Word for word, quote all of the material, omitting the pictures.

• _PROVIDED INFORMATION_

* begin *

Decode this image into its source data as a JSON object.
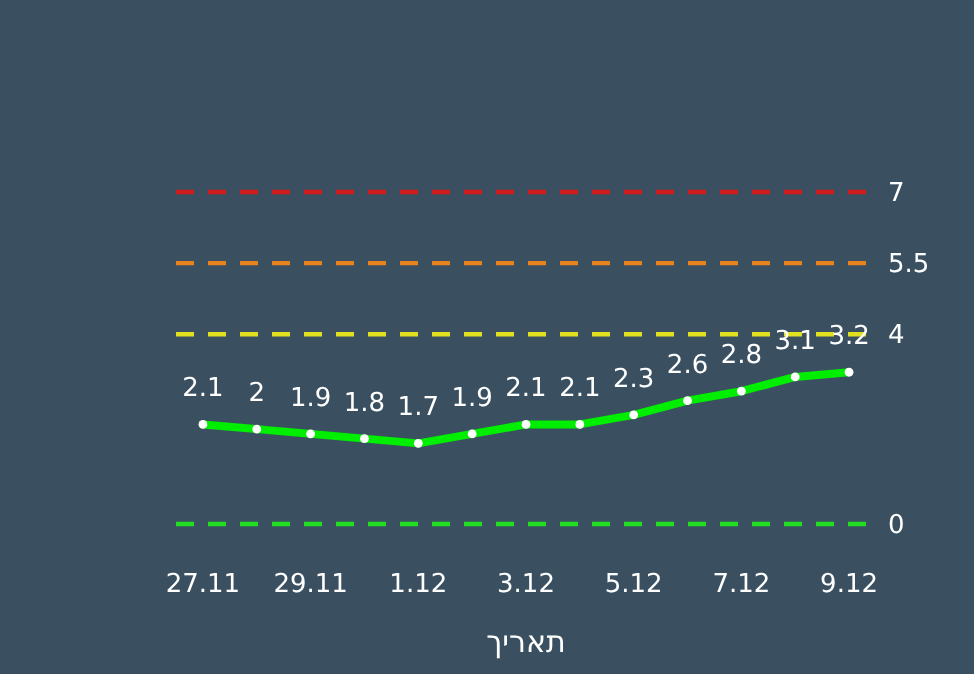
{
  "chart_data": {
    "type": "line",
    "xlabel": "תאריך",
    "categories": [
      "27.11",
      null,
      "29.11",
      null,
      "1.12",
      null,
      "3.12",
      null,
      "5.12",
      null,
      "7.12",
      null,
      "9.12"
    ],
    "series": [
      {
        "color": "#00ee00",
        "values": [
          2.1,
          2,
          1.9,
          1.8,
          1.7,
          1.9,
          2.1,
          2.1,
          2.3,
          2.6,
          2.8,
          3.1,
          3.2
        ]
      }
    ],
    "tick_labels": "x",
    "data_labels": true,
    "marker": "circle",
    "line_style": "solid",
    "ref_lines": [
      {
        "axis": "y",
        "value": 7,
        "label": "7",
        "color": "#d01c1c",
        "line_style": "dashed"
      },
      {
        "axis": "y",
        "value": 5.5,
        "label": "5.5",
        "color": "#e8821e",
        "line_style": "dashed"
      },
      {
        "axis": "y",
        "value": 4,
        "label": "4",
        "color": "#e0e020",
        "line_style": "dashed"
      },
      {
        "axis": "y",
        "value": 0,
        "label": "0",
        "color": "#22dd22",
        "line_style": "dashed"
      }
    ]
  }
}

* end *

• _EXERCISE OUTPUT_
Decode this image into its source data as a JSON object.
{
  "chart_data": {
    "type": "line",
    "xlabel": "תאריך",
    "categories": [
      "27.11",
      null,
      "29.11",
      null,
      "1.12",
      null,
      "3.12",
      null,
      "5.12",
      null,
      "7.12",
      null,
      "9.12"
    ],
    "series": [
      {
        "color": "#00ee00",
        "values": [
          2.1,
          2,
          1.9,
          1.8,
          1.7,
          1.9,
          2.1,
          2.1,
          2.3,
          2.6,
          2.8,
          3.1,
          3.2
        ]
      }
    ],
    "tick_labels": "x",
    "data_labels": true,
    "marker": "circle",
    "line_style": "solid",
    "ref_lines": [
      {
        "axis": "y",
        "value": 7,
        "label": "7",
        "color": "#d01c1c",
        "line_style": "dashed"
      },
      {
        "axis": "y",
        "value": 5.5,
        "label": "5.5",
        "color": "#e8821e",
        "line_style": "dashed"
      },
      {
        "axis": "y",
        "value": 4,
        "label": "4",
        "color": "#e0e020",
        "line_style": "dashed"
      },
      {
        "axis": "y",
        "value": 0,
        "label": "0",
        "color": "#22dd22",
        "line_style": "dashed"
      }
    ]
  }
}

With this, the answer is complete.